(Stored data entries)
#####

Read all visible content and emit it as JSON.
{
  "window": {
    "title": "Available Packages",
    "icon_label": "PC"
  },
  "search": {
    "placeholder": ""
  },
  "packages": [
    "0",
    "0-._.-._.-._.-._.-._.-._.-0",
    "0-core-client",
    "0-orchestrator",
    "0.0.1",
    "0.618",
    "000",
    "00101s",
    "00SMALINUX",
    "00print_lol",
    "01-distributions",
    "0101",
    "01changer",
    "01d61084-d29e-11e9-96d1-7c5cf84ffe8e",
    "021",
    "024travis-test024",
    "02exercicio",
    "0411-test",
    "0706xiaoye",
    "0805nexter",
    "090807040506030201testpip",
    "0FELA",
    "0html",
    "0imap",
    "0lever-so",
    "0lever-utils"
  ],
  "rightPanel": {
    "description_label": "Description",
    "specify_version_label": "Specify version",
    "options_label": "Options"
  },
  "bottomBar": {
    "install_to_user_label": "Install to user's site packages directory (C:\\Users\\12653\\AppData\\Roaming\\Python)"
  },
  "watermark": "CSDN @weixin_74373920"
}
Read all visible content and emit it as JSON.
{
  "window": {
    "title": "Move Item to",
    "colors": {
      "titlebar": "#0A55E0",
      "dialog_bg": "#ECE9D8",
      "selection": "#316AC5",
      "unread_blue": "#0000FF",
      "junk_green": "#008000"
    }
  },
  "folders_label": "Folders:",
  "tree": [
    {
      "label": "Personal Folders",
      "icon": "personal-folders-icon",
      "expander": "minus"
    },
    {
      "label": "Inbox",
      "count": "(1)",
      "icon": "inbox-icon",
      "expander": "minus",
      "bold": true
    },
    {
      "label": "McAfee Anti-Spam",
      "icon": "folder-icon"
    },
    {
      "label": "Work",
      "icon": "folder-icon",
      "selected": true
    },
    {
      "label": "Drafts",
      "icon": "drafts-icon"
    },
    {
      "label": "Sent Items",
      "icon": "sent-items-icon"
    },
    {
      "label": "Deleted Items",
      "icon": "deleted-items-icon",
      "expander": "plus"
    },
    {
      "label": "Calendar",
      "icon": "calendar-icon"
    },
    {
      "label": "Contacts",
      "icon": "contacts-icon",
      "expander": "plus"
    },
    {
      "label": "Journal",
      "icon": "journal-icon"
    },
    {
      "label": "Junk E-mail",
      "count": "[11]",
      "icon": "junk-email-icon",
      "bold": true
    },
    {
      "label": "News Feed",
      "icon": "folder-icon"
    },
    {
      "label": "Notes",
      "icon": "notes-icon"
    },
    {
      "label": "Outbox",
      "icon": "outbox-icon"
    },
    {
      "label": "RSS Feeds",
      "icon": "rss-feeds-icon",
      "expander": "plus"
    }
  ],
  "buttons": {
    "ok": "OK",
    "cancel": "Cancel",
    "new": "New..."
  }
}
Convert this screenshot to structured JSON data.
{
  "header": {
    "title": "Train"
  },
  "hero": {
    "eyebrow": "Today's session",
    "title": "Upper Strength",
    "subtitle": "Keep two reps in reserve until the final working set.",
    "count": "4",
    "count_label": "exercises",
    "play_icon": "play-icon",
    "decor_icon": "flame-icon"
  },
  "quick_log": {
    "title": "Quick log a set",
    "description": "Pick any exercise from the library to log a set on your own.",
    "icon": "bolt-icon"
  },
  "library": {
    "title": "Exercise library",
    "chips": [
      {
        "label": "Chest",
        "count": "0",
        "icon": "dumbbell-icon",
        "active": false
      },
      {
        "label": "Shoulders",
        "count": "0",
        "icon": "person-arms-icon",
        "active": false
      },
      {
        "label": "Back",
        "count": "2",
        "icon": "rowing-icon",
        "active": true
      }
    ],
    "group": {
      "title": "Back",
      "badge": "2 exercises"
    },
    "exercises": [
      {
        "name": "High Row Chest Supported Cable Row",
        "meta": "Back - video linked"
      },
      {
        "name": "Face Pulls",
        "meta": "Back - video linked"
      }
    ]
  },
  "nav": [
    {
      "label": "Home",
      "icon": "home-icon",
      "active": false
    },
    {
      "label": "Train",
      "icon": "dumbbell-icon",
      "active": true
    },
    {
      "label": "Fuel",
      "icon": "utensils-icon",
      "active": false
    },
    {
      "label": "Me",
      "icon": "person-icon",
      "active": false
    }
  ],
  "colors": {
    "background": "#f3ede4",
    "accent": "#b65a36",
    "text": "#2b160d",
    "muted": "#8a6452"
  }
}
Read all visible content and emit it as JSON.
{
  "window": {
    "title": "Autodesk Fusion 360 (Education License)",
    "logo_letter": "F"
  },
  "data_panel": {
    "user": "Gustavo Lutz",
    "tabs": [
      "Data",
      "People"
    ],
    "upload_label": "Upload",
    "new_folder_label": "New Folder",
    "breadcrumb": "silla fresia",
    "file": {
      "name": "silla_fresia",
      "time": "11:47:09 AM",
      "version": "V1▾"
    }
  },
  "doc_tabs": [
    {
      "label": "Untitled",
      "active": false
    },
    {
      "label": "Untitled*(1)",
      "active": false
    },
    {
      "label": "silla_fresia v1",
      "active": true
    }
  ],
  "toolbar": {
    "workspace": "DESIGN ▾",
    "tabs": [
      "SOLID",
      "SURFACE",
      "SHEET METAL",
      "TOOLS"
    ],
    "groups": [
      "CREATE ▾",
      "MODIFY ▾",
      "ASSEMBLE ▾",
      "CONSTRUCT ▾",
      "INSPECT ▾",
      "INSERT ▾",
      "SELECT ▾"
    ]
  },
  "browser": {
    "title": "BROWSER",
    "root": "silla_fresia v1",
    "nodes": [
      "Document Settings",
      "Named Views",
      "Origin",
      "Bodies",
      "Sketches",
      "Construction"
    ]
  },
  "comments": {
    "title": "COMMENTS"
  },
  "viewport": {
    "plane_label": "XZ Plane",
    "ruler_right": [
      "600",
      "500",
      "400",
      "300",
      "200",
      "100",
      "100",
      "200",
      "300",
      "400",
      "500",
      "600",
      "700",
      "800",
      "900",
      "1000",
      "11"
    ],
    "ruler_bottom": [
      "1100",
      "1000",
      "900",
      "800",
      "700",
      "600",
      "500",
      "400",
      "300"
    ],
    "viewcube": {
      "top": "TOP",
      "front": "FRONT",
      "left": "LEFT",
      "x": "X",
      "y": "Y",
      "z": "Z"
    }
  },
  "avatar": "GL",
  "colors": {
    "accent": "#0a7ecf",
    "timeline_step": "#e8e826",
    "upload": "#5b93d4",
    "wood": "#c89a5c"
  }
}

#####

Aim of the task: Output the data above exactly, please, line for line.

The answer:
Read all visible content and emit it as JSON.
{
  "window": {
    "title": "Available Packages",
    "icon_label": "PC"
  },
  "search": {
    "placeholder": ""
  },
  "packages": [
    "0",
    "0-._.-._.-._.-._.-._.-._.-0",
    "0-core-client",
    "0-orchestrator",
    "0.0.1",
    "0.618",
    "000",
    "00101s",
    "00SMALINUX",
    "00print_lol",
    "01-distributions",
    "0101",
    "01changer",
    "01d61084-d29e-11e9-96d1-7c5cf84ffe8e",
    "021",
    "024travis-test024",
    "02exercicio",
    "0411-test",
    "0706xiaoye",
    "0805nexter",
    "090807040506030201testpip",
    "0FELA",
    "0html",
    "0imap",
    "0lever-so",
    "0lever-utils"
  ],
  "rightPanel": {
    "description_label": "Description",
    "specify_version_label": "Specify version",
    "options_label": "Options"
  },
  "bottomBar": {
    "install_to_user_label": "Install to user's site packages directory (C:\\Users\\12653\\AppData\\Roaming\\Python)"
  },
  "watermark": "CSDN @weixin_74373920"
}
Read all visible content and emit it as JSON.
{
  "window": {
    "title": "Move Item to",
    "colors": {
      "titlebar": "#0A55E0",
      "dialog_bg": "#ECE9D8",
      "selection": "#316AC5",
      "unread_blue": "#0000FF",
      "junk_green": "#008000"
    }
  },
  "folders_label": "Folders:",
  "tree": [
    {
      "label": "Personal Folders",
      "icon": "personal-folders-icon",
      "expander": "minus"
    },
    {
      "label": "Inbox",
      "count": "(1)",
      "icon": "inbox-icon",
      "expander": "minus",
      "bold": true
    },
    {
      "label": "McAfee Anti-Spam",
      "icon": "folder-icon"
    },
    {
      "label": "Work",
      "icon": "folder-icon",
      "selected": true
    },
    {
      "label": "Drafts",
      "icon": "drafts-icon"
    },
    {
      "label": "Sent Items",
      "icon": "sent-items-icon"
    },
    {
      "label": "Deleted Items",
      "icon": "deleted-items-icon",
      "expander": "plus"
    },
    {
      "label": "Calendar",
      "icon": "calendar-icon"
    },
    {
      "label": "Contacts",
      "icon": "contacts-icon",
      "expander": "plus"
    },
    {
      "label": "Journal",
      "icon": "journal-icon"
    },
    {
      "label": "Junk E-mail",
      "count": "[11]",
      "icon": "junk-email-icon",
      "bold": true
    },
    {
      "label": "News Feed",
      "icon": "folder-icon"
    },
    {
      "label": "Notes",
      "icon": "notes-icon"
    },
    {
      "label": "Outbox",
      "icon": "outbox-icon"
    },
    {
      "label": "RSS Feeds",
      "icon": "rss-feeds-icon",
      "expander": "plus"
    }
  ],
  "buttons": {
    "ok": "OK",
    "cancel": "Cancel",
    "new": "New..."
  }
}
Convert this screenshot to structured JSON data.
{
  "header": {
    "title": "Train"
  },
  "hero": {
    "eyebrow": "Today's session",
    "title": "Upper Strength",
    "subtitle": "Keep two reps in reserve until the final working set.",
    "count": "4",
    "count_label": "exercises",
    "play_icon": "play-icon",
    "decor_icon": "flame-icon"
  },
  "quick_log": {
    "title": "Quick log a set",
    "description": "Pick any exercise from the library to log a set on your own.",
    "icon": "bolt-icon"
  },
  "library": {
    "title": "Exercise library",
    "chips": [
      {
        "label": "Chest",
        "count": "0",
        "icon": "dumbbell-icon",
        "active": false
      },
      {
        "label": "Shoulders",
        "count": "0",
        "icon": "person-arms-icon",
        "active": false
      },
      {
        "label": "Back",
        "count": "2",
        "icon": "rowing-icon",
        "active": true
      }
    ],
    "group": {
      "title": "Back",
      "badge": "2 exercises"
    },
    "exercises": [
      {
        "name": "High Row Chest Supported Cable Row",
        "meta": "Back - video linked"
      },
      {
        "name": "Face Pulls",
        "meta": "Back - video linked"
      }
    ]
  },
  "nav": [
    {
      "label": "Home",
      "icon": "home-icon",
      "active": false
    },
    {
      "label": "Train",
      "icon": "dumbbell-icon",
      "active": true
    },
    {
      "label": "Fuel",
      "icon": "utensils-icon",
      "active": false
    },
    {
      "label": "Me",
      "icon": "person-icon",
      "active": false
    }
  ],
  "colors": {
    "background": "#f3ede4",
    "accent": "#b65a36",
    "text": "#2b160d",
    "muted": "#8a6452"
  }
}
Read all visible content and emit it as JSON.
{
  "window": {
    "title": "Autodesk Fusion 360 (Education License)",
    "logo_letter": "F"
  },
  "data_panel": {
    "user": "Gustavo Lutz",
    "tabs": [
      "Data",
      "People"
    ],
    "upload_label": "Upload",
    "new_folder_label": "New Folder",
    "breadcrumb": "silla fresia",
    "file": {
      "name": "silla_fresia",
      "time": "11:47:09 AM",
      "version": "V1▾"
    }
  },
  "doc_tabs": [
    {
      "label": "Untitled",
      "active": false
    },
    {
      "label": "Untitled*(1)",
      "active": false
    },
    {
      "label": "silla_fresia v1",
      "active": true
    }
  ],
  "toolbar": {
    "workspace": "DESIGN ▾",
    "tabs": [
      "SOLID",
      "SURFACE",
      "SHEET METAL",
      "TOOLS"
    ],
    "groups": [
      "CREATE ▾",
      "MODIFY ▾",
      "ASSEMBLE ▾",
      "CONSTRUCT ▾",
      "INSPECT ▾",
      "INSERT ▾",
      "SELECT ▾"
    ]
  },
  "browser": {
    "title": "BROWSER",
    "root": "silla_fresia v1",
    "nodes": [
      "Document Settings",
      "Named Views",
      "Origin",
      "Bodies",
      "Sketches",
      "Construction"
    ]
  },
  "comments": {
    "title": "COMMENTS"
  },
  "viewport": {
    "plane_label": "XZ Plane",
    "ruler_right": [
      "600",
      "500",
      "400",
      "300",
      "200",
      "100",
      "100",
      "200",
      "300",
      "400",
      "500",
      "600",
      "700",
      "800",
      "900",
      "1000",
      "11"
    ],
    "ruler_bottom": [
      "1100",
      "1000",
      "900",
      "800",
      "700",
      "600",
      "500",
      "400",
      "300"
    ],
    "viewcube": {
      "top": "TOP",
      "front": "FRONT",
      "left": "LEFT",
      "x": "X",
      "y": "Y",
      "z": "Z"
    }
  },
  "avatar": "GL",
  "colors": {
    "accent": "#0a7ecf",
    "timeline_step": "#e8e826",
    "upload": "#5b93d4",
    "wood": "#c89a5c"
  }
}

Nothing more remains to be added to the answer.